RECORDS SUPPLIED:
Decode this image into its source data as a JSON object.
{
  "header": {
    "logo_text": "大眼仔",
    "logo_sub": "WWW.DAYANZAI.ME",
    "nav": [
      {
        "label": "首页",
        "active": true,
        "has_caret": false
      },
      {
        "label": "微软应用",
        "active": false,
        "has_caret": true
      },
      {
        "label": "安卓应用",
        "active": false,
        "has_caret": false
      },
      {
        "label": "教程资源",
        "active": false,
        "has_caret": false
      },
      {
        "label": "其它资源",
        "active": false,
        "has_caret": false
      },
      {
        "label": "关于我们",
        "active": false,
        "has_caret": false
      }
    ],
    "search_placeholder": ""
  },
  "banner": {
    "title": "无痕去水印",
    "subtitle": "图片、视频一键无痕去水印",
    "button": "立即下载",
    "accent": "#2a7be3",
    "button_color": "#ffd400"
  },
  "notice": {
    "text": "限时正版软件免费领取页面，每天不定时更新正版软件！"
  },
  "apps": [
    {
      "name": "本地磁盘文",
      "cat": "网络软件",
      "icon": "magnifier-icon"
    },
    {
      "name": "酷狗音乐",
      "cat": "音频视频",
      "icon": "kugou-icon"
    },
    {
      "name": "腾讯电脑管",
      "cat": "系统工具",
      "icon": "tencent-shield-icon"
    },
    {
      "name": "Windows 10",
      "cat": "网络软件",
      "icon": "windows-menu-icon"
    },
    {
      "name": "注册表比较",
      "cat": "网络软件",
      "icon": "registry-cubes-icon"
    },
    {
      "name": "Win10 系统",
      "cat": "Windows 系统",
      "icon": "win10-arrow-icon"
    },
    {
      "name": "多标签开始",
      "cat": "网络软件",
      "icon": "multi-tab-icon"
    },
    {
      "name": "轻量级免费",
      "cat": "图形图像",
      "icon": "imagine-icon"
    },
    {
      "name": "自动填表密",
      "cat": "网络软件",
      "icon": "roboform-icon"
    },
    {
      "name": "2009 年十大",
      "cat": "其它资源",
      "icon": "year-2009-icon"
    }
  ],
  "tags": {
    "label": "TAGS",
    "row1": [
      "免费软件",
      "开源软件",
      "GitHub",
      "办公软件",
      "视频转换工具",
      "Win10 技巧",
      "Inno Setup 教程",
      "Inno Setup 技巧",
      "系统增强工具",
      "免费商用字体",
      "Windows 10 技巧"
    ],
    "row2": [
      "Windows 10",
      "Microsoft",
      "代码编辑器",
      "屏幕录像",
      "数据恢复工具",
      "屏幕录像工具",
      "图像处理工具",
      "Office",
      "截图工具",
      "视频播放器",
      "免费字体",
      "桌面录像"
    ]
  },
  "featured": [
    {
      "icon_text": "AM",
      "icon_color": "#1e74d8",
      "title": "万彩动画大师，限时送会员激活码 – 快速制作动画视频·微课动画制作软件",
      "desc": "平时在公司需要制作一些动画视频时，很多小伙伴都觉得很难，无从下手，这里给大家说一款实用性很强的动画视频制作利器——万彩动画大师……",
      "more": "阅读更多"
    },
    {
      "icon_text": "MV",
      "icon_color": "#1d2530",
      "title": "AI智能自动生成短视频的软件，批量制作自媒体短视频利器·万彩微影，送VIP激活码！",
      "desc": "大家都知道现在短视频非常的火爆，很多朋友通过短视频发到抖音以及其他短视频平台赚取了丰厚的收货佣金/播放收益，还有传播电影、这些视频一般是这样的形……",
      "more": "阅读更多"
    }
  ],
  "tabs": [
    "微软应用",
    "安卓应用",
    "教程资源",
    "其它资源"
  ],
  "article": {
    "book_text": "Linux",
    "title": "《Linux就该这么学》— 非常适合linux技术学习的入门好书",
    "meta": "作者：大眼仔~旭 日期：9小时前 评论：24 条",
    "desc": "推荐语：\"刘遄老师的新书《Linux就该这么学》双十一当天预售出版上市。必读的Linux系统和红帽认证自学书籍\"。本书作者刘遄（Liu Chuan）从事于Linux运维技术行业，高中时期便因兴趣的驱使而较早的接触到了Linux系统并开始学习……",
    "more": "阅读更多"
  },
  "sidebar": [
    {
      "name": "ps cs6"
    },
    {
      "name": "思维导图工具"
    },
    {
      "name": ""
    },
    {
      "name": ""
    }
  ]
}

WORK TO DO: Scan the material above for the word "万彩动画大师". Copy each line where it occurs.

OUTPUT:
      "title": "万彩动画大师，限时送会员激活码 – 快速制作动画视频·微课动画制作软件",
      "desc": "平时在公司需要制作一些动画视频时，很多小伙伴都觉得很难，无从下手，这里给大家说一款实用性很强的动画视频制作利器——万彩动画大师……",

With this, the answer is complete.